■ Assigned task
According to the ecommerce text, since when has there been no greater disruption to the global supply chain?

■ Excerpted text
The opportunity for ecommerce is growing at a pace that could not have been precedent in previous years, and while growth brings great potential for innovation within retail, the last few years have been fraught with competition and challenges. The first half of 2022 has been no exception. Unfortunately, for both shoppers and retailers, we are experiencing the greatest disruption to the global supply chain since World War II. A melting pot of issues is causing this disruption, making the last six months of ecommerce trading difficult, and future trading prospects uncertain.

■ Data

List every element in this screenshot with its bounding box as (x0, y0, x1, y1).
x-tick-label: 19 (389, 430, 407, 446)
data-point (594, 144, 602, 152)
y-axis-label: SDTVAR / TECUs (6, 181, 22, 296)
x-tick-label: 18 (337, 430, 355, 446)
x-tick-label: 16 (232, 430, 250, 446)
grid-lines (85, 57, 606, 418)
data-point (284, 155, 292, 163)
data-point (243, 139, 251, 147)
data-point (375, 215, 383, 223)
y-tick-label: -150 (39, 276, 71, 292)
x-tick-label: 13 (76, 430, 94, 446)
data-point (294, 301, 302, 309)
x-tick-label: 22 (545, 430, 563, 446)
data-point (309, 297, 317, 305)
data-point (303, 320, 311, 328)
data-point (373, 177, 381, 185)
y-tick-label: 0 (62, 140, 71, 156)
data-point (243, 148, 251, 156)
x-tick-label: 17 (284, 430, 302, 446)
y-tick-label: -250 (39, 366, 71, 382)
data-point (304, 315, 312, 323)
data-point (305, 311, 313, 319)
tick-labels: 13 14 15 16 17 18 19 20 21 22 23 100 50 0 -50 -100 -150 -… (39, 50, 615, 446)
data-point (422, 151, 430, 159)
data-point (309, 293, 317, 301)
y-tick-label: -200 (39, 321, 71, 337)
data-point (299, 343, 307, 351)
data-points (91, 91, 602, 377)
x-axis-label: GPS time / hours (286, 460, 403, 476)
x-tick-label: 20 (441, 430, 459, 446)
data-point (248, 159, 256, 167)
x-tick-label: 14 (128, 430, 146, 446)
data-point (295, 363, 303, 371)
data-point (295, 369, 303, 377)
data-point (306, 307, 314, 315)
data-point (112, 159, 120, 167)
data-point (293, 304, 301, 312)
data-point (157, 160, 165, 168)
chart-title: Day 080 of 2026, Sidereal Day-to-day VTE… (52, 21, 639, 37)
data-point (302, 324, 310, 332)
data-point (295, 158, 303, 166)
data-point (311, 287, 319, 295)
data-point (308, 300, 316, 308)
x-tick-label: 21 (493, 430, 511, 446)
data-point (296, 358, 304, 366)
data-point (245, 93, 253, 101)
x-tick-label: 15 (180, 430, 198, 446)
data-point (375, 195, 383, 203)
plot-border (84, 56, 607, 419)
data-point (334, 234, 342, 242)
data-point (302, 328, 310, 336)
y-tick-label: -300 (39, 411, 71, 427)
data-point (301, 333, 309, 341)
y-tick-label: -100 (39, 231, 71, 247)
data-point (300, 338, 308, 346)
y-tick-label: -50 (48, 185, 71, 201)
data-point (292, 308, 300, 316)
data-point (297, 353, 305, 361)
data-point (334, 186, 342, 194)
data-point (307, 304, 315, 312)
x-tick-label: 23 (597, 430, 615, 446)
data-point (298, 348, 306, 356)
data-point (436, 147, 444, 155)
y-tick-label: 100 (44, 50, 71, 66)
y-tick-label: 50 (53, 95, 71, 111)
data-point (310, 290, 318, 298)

■ The answer
Since World War II.